DOCUMENT SEGMENT:
Today has been a big day for me (no fooling!) The beautiful sun in the sky marked a happy change in my life toward a brighter future.
I started the day with a piloxing class (combination of Pilates, dance, and kickboxing), which only a year ago I could not dream of doing. I made it through the hour-long class and was hyped up with endorphins for the rest of my day! No NSAIDS needs. Take that, stress and fatigue! Sometimes when I’m punching, I think about my rheumatoid arthritis and how my Remicade infusions have beaten it out of my life. It’s a truly freeing feeling.
At the end of the day, I went back to my dance studio for a ballet class! Five years after ballet caused the flare-up of my RA, I am able to enjoy it again. Again, no pain. No joint swelling. I bend and jump with everyone else in the class. It feels like such a miracle. Yet the biggest news of my day involves this very blog and the book I have begun writing also titled “Sudden Sight.”
When I graduated with my BA in December, my official plan was to get my PhD in political science/international relations. It’s a fascinating field, and I would likely make an excellent researcher or professor. My family supported me. My friends thought a doctoral program was nuts, but they wanted me to be happy. I wanted an achievable goal to work toward. I imagined that after I received my doctorate, I would begin work with a think tank or at an academic institution, and I would finally have free time to do my own writing. Looking through graduate school programs, though, I began losing my vigor. Time and again they asked, “What do you want to do?” And time and again, my answers were methodical and trite. Like with acting school, I was using something I was good at as a stepping stone for something I am great at and something I am passionate about: writing.
This past week, one of my dearest friends took me out for a drink and asked me the same question. Except with her, I couldn’t give the same methodical, trite answer. When I told her the truth, she asked the obvious, “Why not just write?” My whole life people have been telling me to write–my mother, my father, hell most of my family, my friends, my teachers, etc. Growing up, it was always my favorite pastime. But somehow, I never factored it in as a possible profession. Perhaps because of cruel words from my father’s second wife that poetry was “stupid” or because I could never see eye to eye with instructors on the meanings of famous works, regardless of my supporting evidence for the opinion. Either way, writing has always been a part of me and will always be a part of me, profession or no.

ABOUT THIS TASK:
List the three activities that the blog post says make up a piloxing class. The records have nothing to do with the blog post.

AVAILABLE DATA:
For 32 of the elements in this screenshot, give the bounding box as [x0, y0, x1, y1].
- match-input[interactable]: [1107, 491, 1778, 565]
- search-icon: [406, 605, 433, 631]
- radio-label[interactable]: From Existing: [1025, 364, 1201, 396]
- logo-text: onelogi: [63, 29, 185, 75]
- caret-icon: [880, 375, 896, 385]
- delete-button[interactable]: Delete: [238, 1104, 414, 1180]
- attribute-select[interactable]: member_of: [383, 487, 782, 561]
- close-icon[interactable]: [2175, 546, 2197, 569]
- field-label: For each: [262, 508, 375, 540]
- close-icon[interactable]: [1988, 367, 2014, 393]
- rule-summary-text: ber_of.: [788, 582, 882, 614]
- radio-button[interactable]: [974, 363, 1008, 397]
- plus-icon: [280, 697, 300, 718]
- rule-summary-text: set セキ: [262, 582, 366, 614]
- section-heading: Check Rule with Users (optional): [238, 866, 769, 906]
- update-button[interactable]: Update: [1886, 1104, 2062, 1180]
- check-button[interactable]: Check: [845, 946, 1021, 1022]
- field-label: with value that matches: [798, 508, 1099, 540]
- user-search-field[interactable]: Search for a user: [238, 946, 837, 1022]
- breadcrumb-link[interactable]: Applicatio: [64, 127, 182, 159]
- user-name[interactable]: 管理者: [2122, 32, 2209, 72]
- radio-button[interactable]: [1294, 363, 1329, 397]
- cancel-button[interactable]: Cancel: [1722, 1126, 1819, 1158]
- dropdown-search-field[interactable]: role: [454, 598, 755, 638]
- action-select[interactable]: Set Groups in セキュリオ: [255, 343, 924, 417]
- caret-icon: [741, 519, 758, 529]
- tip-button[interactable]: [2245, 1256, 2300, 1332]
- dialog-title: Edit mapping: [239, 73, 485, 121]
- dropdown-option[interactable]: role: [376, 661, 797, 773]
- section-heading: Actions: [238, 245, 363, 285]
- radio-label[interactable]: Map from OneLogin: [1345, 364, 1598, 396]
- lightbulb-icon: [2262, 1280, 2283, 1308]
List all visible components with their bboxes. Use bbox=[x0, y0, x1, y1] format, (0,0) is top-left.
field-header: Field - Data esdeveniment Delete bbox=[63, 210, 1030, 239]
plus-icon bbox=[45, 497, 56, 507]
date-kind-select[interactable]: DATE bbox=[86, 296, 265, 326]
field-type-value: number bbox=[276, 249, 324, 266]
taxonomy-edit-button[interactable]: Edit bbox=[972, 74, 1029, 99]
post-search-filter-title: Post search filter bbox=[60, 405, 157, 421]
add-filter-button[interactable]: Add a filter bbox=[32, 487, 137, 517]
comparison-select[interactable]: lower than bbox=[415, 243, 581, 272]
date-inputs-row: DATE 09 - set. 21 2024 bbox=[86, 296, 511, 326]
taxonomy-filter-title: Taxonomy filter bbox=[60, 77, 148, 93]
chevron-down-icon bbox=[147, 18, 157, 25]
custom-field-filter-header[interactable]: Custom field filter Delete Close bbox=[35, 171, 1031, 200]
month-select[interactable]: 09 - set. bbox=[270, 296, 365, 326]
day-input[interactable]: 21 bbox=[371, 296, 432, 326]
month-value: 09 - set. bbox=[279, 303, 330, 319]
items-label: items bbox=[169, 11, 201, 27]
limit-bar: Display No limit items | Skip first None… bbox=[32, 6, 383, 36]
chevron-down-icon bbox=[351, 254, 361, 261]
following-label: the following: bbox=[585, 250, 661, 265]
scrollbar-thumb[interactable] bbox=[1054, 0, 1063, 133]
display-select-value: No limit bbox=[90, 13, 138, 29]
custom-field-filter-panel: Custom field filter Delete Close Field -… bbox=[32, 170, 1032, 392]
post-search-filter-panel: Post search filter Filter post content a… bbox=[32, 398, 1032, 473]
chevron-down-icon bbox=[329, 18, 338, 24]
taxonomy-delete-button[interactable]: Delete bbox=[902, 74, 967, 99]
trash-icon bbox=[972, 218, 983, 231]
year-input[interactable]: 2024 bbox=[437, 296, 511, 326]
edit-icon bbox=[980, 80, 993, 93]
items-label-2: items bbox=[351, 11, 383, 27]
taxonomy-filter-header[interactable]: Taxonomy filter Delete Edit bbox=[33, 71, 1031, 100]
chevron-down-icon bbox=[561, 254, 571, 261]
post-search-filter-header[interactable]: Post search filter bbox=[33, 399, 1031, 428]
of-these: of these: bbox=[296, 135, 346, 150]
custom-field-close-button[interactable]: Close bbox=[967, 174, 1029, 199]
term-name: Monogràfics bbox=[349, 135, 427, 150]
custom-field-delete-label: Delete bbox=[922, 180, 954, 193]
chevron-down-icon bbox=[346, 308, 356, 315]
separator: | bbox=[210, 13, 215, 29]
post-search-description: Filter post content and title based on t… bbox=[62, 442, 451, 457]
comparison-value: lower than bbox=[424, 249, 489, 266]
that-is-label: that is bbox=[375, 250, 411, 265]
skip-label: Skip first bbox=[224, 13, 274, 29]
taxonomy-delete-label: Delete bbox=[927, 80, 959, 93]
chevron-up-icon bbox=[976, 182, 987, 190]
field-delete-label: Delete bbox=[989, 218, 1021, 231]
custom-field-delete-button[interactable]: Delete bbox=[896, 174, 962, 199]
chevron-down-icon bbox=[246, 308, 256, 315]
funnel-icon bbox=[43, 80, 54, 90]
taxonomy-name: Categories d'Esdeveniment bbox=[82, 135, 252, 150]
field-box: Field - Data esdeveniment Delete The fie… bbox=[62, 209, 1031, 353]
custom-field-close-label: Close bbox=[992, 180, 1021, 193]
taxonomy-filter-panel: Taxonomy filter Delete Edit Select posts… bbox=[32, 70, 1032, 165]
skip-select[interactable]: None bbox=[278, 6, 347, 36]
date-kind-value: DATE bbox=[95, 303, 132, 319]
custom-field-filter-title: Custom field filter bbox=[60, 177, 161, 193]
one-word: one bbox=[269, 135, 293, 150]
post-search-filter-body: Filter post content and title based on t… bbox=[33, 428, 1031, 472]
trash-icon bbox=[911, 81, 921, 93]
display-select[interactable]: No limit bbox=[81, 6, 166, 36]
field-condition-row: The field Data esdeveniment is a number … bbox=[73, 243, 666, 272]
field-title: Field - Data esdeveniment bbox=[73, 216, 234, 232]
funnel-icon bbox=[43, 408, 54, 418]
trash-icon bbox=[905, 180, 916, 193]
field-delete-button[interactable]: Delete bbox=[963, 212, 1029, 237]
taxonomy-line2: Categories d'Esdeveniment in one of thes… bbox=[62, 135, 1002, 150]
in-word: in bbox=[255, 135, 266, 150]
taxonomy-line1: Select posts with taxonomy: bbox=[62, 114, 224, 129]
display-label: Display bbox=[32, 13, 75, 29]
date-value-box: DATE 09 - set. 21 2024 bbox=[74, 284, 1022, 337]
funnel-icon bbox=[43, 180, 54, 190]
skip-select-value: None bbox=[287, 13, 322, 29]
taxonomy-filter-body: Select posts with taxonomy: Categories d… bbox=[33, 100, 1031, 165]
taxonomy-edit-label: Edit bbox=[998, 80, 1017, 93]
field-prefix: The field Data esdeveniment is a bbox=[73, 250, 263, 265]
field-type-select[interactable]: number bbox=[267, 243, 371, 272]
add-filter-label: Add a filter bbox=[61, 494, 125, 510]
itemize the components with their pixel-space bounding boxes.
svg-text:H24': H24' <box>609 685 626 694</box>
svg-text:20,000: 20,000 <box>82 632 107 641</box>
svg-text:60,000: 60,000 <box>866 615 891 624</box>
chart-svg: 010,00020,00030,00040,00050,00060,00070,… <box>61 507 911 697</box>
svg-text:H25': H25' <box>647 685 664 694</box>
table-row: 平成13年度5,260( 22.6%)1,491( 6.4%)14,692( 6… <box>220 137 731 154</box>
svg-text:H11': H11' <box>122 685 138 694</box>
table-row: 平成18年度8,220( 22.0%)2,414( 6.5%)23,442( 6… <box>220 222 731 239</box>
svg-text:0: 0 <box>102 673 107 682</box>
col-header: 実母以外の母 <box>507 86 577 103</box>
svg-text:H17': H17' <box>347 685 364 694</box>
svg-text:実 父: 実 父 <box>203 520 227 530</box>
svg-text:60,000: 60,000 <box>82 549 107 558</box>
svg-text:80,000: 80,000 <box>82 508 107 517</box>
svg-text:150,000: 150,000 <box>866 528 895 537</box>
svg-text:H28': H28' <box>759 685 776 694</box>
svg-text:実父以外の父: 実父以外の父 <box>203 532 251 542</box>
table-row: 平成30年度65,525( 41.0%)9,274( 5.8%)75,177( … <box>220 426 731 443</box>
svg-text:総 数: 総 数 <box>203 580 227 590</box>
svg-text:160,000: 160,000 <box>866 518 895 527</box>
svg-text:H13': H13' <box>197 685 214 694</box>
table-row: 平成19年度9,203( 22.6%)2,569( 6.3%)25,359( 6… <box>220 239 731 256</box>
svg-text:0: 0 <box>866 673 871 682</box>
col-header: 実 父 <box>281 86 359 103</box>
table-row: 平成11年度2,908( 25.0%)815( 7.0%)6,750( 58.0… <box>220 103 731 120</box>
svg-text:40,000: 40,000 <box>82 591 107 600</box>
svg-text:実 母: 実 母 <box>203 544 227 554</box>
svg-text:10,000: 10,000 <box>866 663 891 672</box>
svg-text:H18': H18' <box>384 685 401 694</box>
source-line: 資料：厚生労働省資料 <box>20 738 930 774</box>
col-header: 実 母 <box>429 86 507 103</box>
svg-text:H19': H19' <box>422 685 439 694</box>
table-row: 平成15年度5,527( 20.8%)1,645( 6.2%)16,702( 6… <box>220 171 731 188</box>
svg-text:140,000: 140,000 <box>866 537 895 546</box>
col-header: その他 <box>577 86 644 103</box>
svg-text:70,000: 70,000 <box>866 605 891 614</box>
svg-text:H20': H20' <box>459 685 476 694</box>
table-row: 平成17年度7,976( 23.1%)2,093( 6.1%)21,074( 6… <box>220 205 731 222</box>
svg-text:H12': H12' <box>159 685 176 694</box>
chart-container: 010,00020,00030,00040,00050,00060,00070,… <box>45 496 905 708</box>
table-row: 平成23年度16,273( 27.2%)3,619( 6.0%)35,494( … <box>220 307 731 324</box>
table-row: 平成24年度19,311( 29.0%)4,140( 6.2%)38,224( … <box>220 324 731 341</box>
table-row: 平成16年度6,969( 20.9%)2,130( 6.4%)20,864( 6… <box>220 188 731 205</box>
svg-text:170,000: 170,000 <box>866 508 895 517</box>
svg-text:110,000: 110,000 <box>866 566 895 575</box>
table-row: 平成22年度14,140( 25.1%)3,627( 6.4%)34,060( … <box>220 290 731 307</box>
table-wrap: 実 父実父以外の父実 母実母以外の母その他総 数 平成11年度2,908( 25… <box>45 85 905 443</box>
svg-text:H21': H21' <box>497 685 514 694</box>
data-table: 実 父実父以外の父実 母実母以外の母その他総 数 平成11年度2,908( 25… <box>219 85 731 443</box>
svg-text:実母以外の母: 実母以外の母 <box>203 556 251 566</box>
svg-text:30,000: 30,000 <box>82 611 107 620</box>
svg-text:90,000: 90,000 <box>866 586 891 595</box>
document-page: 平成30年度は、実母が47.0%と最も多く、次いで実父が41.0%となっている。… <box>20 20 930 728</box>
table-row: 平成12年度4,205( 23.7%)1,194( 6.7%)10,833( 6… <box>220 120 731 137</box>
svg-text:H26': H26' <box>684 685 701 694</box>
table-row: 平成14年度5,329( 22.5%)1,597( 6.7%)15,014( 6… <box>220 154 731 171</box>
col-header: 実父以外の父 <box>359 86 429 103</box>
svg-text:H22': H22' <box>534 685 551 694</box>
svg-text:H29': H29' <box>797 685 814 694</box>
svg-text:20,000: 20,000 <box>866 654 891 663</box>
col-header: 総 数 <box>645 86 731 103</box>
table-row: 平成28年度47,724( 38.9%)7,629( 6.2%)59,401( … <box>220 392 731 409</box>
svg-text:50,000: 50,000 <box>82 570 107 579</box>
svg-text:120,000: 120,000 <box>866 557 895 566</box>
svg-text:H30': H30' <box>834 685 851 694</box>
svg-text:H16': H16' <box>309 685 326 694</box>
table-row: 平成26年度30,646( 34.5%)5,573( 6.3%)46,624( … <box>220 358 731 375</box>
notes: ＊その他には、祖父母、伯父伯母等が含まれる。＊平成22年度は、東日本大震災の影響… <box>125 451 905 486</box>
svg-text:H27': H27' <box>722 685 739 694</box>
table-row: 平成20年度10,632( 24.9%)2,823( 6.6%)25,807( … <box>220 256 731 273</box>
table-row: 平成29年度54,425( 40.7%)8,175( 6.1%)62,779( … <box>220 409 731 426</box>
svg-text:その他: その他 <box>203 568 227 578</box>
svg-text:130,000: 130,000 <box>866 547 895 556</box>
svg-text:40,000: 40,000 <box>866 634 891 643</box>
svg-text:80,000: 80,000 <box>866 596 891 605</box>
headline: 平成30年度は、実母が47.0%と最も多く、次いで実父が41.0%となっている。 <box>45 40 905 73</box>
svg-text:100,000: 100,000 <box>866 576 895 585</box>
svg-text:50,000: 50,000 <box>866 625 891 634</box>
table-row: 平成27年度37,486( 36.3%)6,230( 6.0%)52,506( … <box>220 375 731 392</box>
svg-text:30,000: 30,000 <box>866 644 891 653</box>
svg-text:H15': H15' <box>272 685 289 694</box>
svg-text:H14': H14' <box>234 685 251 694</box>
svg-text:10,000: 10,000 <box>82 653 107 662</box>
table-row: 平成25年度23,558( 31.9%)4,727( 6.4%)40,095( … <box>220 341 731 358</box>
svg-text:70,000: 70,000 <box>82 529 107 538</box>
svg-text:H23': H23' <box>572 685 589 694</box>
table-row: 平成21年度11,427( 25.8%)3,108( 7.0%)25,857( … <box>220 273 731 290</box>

THE ANSWER:
Pilates, dance, kickboxing